===== Material shown =====
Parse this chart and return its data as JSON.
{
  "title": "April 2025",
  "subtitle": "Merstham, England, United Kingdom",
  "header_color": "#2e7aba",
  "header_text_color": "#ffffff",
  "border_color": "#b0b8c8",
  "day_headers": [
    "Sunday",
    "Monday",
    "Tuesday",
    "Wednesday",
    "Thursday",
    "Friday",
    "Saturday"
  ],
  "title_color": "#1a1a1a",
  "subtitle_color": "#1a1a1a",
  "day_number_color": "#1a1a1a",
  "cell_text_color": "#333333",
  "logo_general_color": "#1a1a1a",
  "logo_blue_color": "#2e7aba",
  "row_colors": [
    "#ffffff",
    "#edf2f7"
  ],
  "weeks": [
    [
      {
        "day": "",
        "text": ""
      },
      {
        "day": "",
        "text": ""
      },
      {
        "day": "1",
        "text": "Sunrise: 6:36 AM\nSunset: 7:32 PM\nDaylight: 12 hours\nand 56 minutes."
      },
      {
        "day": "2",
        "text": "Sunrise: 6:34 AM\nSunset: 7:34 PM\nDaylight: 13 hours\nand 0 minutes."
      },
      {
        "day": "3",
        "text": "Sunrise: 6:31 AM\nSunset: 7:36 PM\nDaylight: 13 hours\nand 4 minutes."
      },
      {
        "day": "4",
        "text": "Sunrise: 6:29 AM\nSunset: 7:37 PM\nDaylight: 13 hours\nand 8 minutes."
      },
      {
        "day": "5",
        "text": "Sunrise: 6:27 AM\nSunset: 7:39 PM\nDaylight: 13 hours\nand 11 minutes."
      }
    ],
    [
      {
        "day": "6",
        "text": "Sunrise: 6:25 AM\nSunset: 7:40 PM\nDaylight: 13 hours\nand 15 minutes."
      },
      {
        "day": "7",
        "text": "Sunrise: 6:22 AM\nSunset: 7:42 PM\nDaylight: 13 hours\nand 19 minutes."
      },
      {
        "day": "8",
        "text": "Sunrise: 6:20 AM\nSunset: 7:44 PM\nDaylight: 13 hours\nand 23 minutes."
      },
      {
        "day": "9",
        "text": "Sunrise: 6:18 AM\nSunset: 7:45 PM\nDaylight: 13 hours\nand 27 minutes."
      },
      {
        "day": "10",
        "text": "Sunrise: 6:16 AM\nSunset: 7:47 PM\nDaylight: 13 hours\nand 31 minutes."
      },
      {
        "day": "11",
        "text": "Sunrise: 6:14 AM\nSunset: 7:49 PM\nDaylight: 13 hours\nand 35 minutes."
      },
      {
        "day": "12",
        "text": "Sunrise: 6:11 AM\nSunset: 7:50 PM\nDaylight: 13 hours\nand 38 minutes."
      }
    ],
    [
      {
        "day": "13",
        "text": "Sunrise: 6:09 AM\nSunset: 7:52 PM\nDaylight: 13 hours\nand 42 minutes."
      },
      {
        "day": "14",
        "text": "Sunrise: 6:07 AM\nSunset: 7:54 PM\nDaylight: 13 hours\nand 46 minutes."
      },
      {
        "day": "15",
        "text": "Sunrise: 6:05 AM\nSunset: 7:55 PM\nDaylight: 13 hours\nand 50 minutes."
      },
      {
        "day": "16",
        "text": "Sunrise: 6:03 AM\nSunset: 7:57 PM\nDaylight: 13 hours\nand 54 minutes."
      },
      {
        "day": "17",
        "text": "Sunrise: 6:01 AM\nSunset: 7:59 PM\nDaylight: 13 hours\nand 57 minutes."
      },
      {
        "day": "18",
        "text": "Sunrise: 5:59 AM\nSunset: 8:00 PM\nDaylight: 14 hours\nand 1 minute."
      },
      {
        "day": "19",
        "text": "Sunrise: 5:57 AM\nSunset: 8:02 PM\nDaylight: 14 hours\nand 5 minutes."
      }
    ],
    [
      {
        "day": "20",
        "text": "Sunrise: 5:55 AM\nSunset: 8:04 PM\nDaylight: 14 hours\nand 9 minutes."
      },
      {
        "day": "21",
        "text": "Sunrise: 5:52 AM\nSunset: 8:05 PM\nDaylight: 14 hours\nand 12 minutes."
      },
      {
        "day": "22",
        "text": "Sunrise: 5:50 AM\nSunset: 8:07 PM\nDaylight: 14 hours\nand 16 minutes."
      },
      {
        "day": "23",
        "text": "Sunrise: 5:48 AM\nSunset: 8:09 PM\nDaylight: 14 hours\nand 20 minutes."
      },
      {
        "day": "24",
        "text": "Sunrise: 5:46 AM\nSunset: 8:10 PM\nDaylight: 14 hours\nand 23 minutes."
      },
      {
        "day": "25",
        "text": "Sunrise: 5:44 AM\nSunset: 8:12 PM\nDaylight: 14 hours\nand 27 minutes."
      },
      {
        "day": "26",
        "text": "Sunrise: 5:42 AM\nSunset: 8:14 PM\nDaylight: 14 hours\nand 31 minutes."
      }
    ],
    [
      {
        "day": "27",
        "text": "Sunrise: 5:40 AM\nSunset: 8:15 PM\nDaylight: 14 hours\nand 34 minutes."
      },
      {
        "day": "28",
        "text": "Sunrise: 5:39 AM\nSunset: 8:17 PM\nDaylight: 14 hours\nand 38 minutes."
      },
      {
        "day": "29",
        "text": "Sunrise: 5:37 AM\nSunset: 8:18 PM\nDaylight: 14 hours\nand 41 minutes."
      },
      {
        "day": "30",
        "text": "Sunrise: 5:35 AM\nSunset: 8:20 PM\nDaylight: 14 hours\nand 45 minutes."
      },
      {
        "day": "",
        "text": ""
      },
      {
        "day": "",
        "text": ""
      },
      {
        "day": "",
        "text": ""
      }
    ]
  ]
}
=====
Above are the records; retype every one exactly.

The completed task:
Parse this chart and return its data as JSON.
{
  "title": "April 2025",
  "subtitle": "Merstham, England, United Kingdom",
  "header_color": "#2e7aba",
  "header_text_color": "#ffffff",
  "border_color": "#b0b8c8",
  "day_headers": [
    "Sunday",
    "Monday",
    "Tuesday",
    "Wednesday",
    "Thursday",
    "Friday",
    "Saturday"
  ],
  "title_color": "#1a1a1a",
  "subtitle_color": "#1a1a1a",
  "day_number_color": "#1a1a1a",
  "cell_text_color": "#333333",
  "logo_general_color": "#1a1a1a",
  "logo_blue_color": "#2e7aba",
  "row_colors": [
    "#ffffff",
    "#edf2f7"
  ],
  "weeks": [
    [
      {
        "day": "",
        "text": ""
      },
      {
        "day": "",
        "text": ""
      },
      {
        "day": "1",
        "text": "Sunrise: 6:36 AM\nSunset: 7:32 PM\nDaylight: 12 hours\nand 56 minutes."
      },
      {
        "day": "2",
        "text": "Sunrise: 6:34 AM\nSunset: 7:34 PM\nDaylight: 13 hours\nand 0 minutes."
      },
      {
        "day": "3",
        "text": "Sunrise: 6:31 AM\nSunset: 7:36 PM\nDaylight: 13 hours\nand 4 minutes."
      },
      {
        "day": "4",
        "text": "Sunrise: 6:29 AM\nSunset: 7:37 PM\nDaylight: 13 hours\nand 8 minutes."
      },
      {
        "day": "5",
        "text": "Sunrise: 6:27 AM\nSunset: 7:39 PM\nDaylight: 13 hours\nand 11 minutes."
      }
    ],
    [
      {
        "day": "6",
        "text": "Sunrise: 6:25 AM\nSunset: 7:40 PM\nDaylight: 13 hours\nand 15 minutes."
      },
      {
        "day": "7",
        "text": "Sunrise: 6:22 AM\nSunset: 7:42 PM\nDaylight: 13 hours\nand 19 minutes."
      },
      {
        "day": "8",
        "text": "Sunrise: 6:20 AM\nSunset: 7:44 PM\nDaylight: 13 hours\nand 23 minutes."
      },
      {
        "day": "9",
        "text": "Sunrise: 6:18 AM\nSunset: 7:45 PM\nDaylight: 13 hours\nand 27 minutes."
      },
      {
        "day": "10",
        "text": "Sunrise: 6:16 AM\nSunset: 7:47 PM\nDaylight: 13 hours\nand 31 minutes."
      },
      {
        "day": "11",
        "text": "Sunrise: 6:14 AM\nSunset: 7:49 PM\nDaylight: 13 hours\nand 35 minutes."
      },
      {
        "day": "12",
        "text": "Sunrise: 6:11 AM\nSunset: 7:50 PM\nDaylight: 13 hours\nand 38 minutes."
      }
    ],
    [
      {
        "day": "13",
        "text": "Sunrise: 6:09 AM\nSunset: 7:52 PM\nDaylight: 13 hours\nand 42 minutes."
      },
      {
        "day": "14",
        "text": "Sunrise: 6:07 AM\nSunset: 7:54 PM\nDaylight: 13 hours\nand 46 minutes."
      },
      {
        "day": "15",
        "text": "Sunrise: 6:05 AM\nSunset: 7:55 PM\nDaylight: 13 hours\nand 50 minutes."
      },
      {
        "day": "16",
        "text": "Sunrise: 6:03 AM\nSunset: 7:57 PM\nDaylight: 13 hours\nand 54 minutes."
      },
      {
        "day": "17",
        "text": "Sunrise: 6:01 AM\nSunset: 7:59 PM\nDaylight: 13 hours\nand 57 minutes."
      },
      {
        "day": "18",
        "text": "Sunrise: 5:59 AM\nSunset: 8:00 PM\nDaylight: 14 hours\nand 1 minute."
      },
      {
        "day": "19",
        "text": "Sunrise: 5:57 AM\nSunset: 8:02 PM\nDaylight: 14 hours\nand 5 minutes."
      }
    ],
    [
      {
        "day": "20",
        "text": "Sunrise: 5:55 AM\nSunset: 8:04 PM\nDaylight: 14 hours\nand 9 minutes."
      },
      {
        "day": "21",
        "text": "Sunrise: 5:52 AM\nSunset: 8:05 PM\nDaylight: 14 hours\nand 12 minutes."
      },
      {
        "day": "22",
        "text": "Sunrise: 5:50 AM\nSunset: 8:07 PM\nDaylight: 14 hours\nand 16 minutes."
      },
      {
        "day": "23",
        "text": "Sunrise: 5:48 AM\nSunset: 8:09 PM\nDaylight: 14 hours\nand 20 minutes."
      },
      {
        "day": "24",
        "text": "Sunrise: 5:46 AM\nSunset: 8:10 PM\nDaylight: 14 hours\nand 23 minutes."
      },
      {
        "day": "25",
        "text": "Sunrise: 5:44 AM\nSunset: 8:12 PM\nDaylight: 14 hours\nand 27 minutes."
      },
      {
        "day": "26",
        "text": "Sunrise: 5:42 AM\nSunset: 8:14 PM\nDaylight: 14 hours\nand 31 minutes."
      }
    ],
    [
      {
        "day": "27",
        "text": "Sunrise: 5:40 AM\nSunset: 8:15 PM\nDaylight: 14 hours\nand 34 minutes."
      },
      {
        "day": "28",
        "text": "Sunrise: 5:39 AM\nSunset: 8:17 PM\nDaylight: 14 hours\nand 38 minutes."
      },
      {
        "day": "29",
        "text": "Sunrise: 5:37 AM\nSunset: 8:18 PM\nDaylight: 14 hours\nand 41 minutes."
      },
      {
        "day": "30",
        "text": "Sunrise: 5:35 AM\nSunset: 8:20 PM\nDaylight: 14 hours\nand 45 minutes."
      },
      {
        "day": "",
        "text": ""
      },
      {
        "day": "",
        "text": ""
      },
      {
        "day": "",
        "text": ""
      }
    ]
  ]
}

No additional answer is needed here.